What this task involves: In the records below, substitute "XYZ Fabrication" for every occurrence of "ABC Machining", and reproduce all lines with everything else left unchanged.

Material shown:
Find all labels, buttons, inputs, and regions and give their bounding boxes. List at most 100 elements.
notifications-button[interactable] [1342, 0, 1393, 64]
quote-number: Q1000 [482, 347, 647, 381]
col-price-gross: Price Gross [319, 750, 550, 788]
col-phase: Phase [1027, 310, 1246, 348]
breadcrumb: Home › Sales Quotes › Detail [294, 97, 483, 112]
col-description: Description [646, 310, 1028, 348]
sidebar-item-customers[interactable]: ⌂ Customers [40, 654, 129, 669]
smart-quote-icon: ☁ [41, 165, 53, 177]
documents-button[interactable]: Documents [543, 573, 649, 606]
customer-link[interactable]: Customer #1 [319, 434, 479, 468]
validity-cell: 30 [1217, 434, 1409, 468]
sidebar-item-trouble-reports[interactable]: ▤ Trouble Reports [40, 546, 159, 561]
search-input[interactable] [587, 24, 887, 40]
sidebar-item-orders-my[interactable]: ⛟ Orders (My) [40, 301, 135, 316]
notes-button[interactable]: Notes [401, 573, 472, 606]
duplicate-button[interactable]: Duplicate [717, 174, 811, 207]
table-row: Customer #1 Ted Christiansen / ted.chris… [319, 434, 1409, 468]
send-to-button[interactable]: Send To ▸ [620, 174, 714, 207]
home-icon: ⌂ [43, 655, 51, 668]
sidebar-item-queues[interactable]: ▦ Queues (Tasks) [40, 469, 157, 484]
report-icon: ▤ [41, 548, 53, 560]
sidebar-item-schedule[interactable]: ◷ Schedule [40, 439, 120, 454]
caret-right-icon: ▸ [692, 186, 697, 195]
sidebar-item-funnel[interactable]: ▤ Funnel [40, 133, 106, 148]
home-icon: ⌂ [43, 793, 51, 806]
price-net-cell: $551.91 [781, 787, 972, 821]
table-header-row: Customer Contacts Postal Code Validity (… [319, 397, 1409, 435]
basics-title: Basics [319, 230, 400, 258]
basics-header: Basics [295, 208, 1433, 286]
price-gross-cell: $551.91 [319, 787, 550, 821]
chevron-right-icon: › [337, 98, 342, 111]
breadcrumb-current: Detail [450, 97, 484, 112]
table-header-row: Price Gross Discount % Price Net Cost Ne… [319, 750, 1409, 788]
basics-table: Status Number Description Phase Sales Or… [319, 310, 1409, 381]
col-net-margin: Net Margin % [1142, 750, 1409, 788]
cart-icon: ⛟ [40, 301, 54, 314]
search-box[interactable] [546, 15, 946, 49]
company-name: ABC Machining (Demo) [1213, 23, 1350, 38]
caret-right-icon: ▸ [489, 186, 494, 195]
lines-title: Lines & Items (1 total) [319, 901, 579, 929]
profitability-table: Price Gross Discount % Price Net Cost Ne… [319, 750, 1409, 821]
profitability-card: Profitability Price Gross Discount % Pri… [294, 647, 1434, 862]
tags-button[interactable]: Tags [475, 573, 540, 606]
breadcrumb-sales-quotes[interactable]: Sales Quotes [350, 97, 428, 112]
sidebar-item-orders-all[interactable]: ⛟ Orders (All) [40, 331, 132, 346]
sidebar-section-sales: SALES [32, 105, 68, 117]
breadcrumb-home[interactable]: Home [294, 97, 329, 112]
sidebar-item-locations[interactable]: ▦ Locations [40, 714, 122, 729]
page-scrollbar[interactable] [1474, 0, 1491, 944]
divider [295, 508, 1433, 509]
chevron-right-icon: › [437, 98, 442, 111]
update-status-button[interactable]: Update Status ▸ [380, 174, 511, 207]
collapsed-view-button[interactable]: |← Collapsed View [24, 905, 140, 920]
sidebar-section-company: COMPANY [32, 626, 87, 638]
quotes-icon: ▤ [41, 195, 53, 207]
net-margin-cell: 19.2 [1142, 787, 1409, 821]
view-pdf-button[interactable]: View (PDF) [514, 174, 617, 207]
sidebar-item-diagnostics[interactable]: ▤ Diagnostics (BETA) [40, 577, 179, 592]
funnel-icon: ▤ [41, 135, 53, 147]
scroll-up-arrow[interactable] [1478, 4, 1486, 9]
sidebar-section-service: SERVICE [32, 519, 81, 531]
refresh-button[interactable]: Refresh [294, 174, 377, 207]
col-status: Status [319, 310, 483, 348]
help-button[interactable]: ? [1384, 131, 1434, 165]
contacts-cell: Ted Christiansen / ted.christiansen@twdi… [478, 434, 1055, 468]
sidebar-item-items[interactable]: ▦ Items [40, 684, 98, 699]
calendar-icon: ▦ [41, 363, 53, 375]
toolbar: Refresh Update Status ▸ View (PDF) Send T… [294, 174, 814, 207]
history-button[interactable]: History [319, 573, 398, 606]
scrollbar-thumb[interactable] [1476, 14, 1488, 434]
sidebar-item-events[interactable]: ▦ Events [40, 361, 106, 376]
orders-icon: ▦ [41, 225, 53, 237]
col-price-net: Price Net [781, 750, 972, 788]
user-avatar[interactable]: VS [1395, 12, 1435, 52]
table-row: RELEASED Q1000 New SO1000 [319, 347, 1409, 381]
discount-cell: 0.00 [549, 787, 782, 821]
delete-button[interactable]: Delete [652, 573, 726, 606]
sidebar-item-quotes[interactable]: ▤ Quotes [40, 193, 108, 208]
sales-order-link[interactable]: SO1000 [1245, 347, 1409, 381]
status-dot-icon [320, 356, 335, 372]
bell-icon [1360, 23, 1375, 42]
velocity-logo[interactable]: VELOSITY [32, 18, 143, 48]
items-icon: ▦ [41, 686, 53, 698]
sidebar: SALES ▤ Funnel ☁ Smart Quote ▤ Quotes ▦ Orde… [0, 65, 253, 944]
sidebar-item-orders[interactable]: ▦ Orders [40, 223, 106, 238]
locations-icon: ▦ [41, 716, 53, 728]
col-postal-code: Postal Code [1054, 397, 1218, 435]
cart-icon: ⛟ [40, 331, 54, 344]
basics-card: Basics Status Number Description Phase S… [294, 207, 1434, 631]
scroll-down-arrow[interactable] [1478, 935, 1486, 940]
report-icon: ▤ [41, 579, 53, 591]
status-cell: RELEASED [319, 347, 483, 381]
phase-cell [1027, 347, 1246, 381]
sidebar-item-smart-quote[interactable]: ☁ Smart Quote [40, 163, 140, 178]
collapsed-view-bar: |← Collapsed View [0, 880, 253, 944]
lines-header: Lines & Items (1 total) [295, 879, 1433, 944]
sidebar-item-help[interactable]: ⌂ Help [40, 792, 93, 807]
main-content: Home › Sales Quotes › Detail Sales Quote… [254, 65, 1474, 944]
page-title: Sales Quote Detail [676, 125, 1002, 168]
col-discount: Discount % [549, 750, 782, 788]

Reply:
Find all labels, buttons, inputs, and regions and give their bounding boxes. List at most 100 elements.
notifications-button[interactable] [1342, 0, 1393, 64]
quote-number: Q1000 [482, 347, 647, 381]
col-price-gross: Price Gross [319, 750, 550, 788]
col-phase: Phase [1027, 310, 1246, 348]
breadcrumb: Home › Sales Quotes › Detail [294, 97, 483, 112]
col-description: Description [646, 310, 1028, 348]
sidebar-item-customers[interactable]: ⌂ Customers [40, 654, 129, 669]
smart-quote-icon: ☁ [41, 165, 53, 177]
documents-button[interactable]: Documents [543, 573, 649, 606]
customer-link[interactable]: Customer #1 [319, 434, 479, 468]
validity-cell: 30 [1217, 434, 1409, 468]
sidebar-item-trouble-reports[interactable]: ▤ Trouble Reports [40, 546, 159, 561]
search-input[interactable] [587, 24, 887, 40]
sidebar-item-orders-my[interactable]: ⛟ Orders (My) [40, 301, 135, 316]
notes-button[interactable]: Notes [401, 573, 472, 606]
duplicate-button[interactable]: Duplicate [717, 174, 811, 207]
table-row: Customer #1 Ted Christiansen / ted.chris… [319, 434, 1409, 468]
send-to-button[interactable]: Send To ▸ [620, 174, 714, 207]
home-icon: ⌂ [43, 655, 51, 668]
sidebar-item-queues[interactable]: ▦ Queues (Tasks) [40, 469, 157, 484]
report-icon: ▤ [41, 548, 53, 560]
sidebar-item-schedule[interactable]: ◷ Schedule [40, 439, 120, 454]
caret-right-icon: ▸ [692, 186, 697, 195]
sidebar-item-funnel[interactable]: ▤ Funnel [40, 133, 106, 148]
home-icon: ⌂ [43, 793, 51, 806]
price-net-cell: $551.91 [781, 787, 972, 821]
table-header-row: Customer Contacts Postal Code Validity (… [319, 397, 1409, 435]
basics-title: Basics [319, 230, 400, 258]
basics-header: Basics [295, 208, 1433, 286]
price-gross-cell: $551.91 [319, 787, 550, 821]
chevron-right-icon: › [337, 98, 342, 111]
breadcrumb-current: Detail [450, 97, 484, 112]
table-header-row: Price Gross Discount % Price Net Cost Ne… [319, 750, 1409, 788]
basics-table: Status Number Description Phase Sales Or… [319, 310, 1409, 381]
col-net-margin: Net Margin % [1142, 750, 1409, 788]
cart-icon: ⛟ [40, 301, 54, 314]
search-box[interactable] [546, 15, 946, 49]
company-name: XYZ Fabrication (Demo) [1213, 23, 1350, 38]
caret-right-icon: ▸ [489, 186, 494, 195]
lines-title: Lines & Items (1 total) [319, 901, 579, 929]
profitability-table: Price Gross Discount % Price Net Cost Ne… [319, 750, 1409, 821]
profitability-card: Profitability Price Gross Discount % Pri… [294, 647, 1434, 862]
tags-button[interactable]: Tags [475, 573, 540, 606]
breadcrumb-sales-quotes[interactable]: Sales Quotes [350, 97, 428, 112]
sidebar-item-orders-all[interactable]: ⛟ Orders (All) [40, 331, 132, 346]
sidebar-section-sales: SALES [32, 105, 68, 117]
breadcrumb-home[interactable]: Home [294, 97, 329, 112]
sidebar-item-locations[interactable]: ▦ Locations [40, 714, 122, 729]
page-scrollbar[interactable] [1474, 0, 1491, 944]
divider [295, 508, 1433, 509]
chevron-right-icon: › [437, 98, 442, 111]
update-status-button[interactable]: Update Status ▸ [380, 174, 511, 207]
collapsed-view-button[interactable]: |← Collapsed View [24, 905, 140, 920]
sidebar-section-company: COMPANY [32, 626, 87, 638]
quotes-icon: ▤ [41, 195, 53, 207]
net-margin-cell: 19.2 [1142, 787, 1409, 821]
view-pdf-button[interactable]: View (PDF) [514, 174, 617, 207]
sidebar-item-diagnostics[interactable]: ▤ Diagnostics (BETA) [40, 577, 179, 592]
funnel-icon: ▤ [41, 135, 53, 147]
scroll-up-arrow[interactable] [1478, 4, 1486, 9]
sidebar-section-service: SERVICE [32, 519, 81, 531]
refresh-button[interactable]: Refresh [294, 174, 377, 207]
col-status: Status [319, 310, 483, 348]
help-button[interactable]: ? [1384, 131, 1434, 165]
contacts-cell: Ted Christiansen / ted.christiansen@twdi… [478, 434, 1055, 468]
sidebar-item-items[interactable]: ▦ Items [40, 684, 98, 699]
calendar-icon: ▦ [41, 363, 53, 375]
toolbar: Refresh Update Status ▸ View (PDF) Send T… [294, 174, 814, 207]
history-button[interactable]: History [319, 573, 398, 606]
scrollbar-thumb[interactable] [1476, 14, 1488, 434]
sidebar-item-events[interactable]: ▦ Events [40, 361, 106, 376]
orders-icon: ▦ [41, 225, 53, 237]
col-price-net: Price Net [781, 750, 972, 788]
user-avatar[interactable]: VS [1395, 12, 1435, 52]
table-row: RELEASED Q1000 New SO1000 [319, 347, 1409, 381]
discount-cell: 0.00 [549, 787, 782, 821]
delete-button[interactable]: Delete [652, 573, 726, 606]
sidebar-item-quotes[interactable]: ▤ Quotes [40, 193, 108, 208]
sales-order-link[interactable]: SO1000 [1245, 347, 1409, 381]
status-dot-icon [320, 356, 335, 372]
bell-icon [1360, 23, 1375, 42]
velocity-logo[interactable]: VELOSITY [32, 18, 143, 48]
items-icon: ▦ [41, 686, 53, 698]
sidebar: SALES ▤ Funnel ☁ Smart Quote ▤ Quotes ▦ Orde… [0, 65, 253, 944]
sidebar-item-orders[interactable]: ▦ Orders [40, 223, 106, 238]
locations-icon: ▦ [41, 716, 53, 728]
col-postal-code: Postal Code [1054, 397, 1218, 435]
cart-icon: ⛟ [40, 331, 54, 344]
basics-card: Basics Status Number Description Phase S… [294, 207, 1434, 631]
scroll-down-arrow[interactable] [1478, 935, 1486, 940]
report-icon: ▤ [41, 579, 53, 591]
status-cell: RELEASED [319, 347, 483, 381]
phase-cell [1027, 347, 1246, 381]
sidebar-item-smart-quote[interactable]: ☁ Smart Quote [40, 163, 140, 178]
collapsed-view-bar: |← Collapsed View [0, 880, 253, 944]
lines-header: Lines & Items (1 total) [295, 879, 1433, 944]
sidebar-item-help[interactable]: ⌂ Help [40, 792, 93, 807]
main-content: Home › Sales Quotes › Detail Sales Quote… [254, 65, 1474, 944]
page-title: Sales Quote Detail [676, 125, 1002, 168]
col-discount: Discount % [549, 750, 782, 788]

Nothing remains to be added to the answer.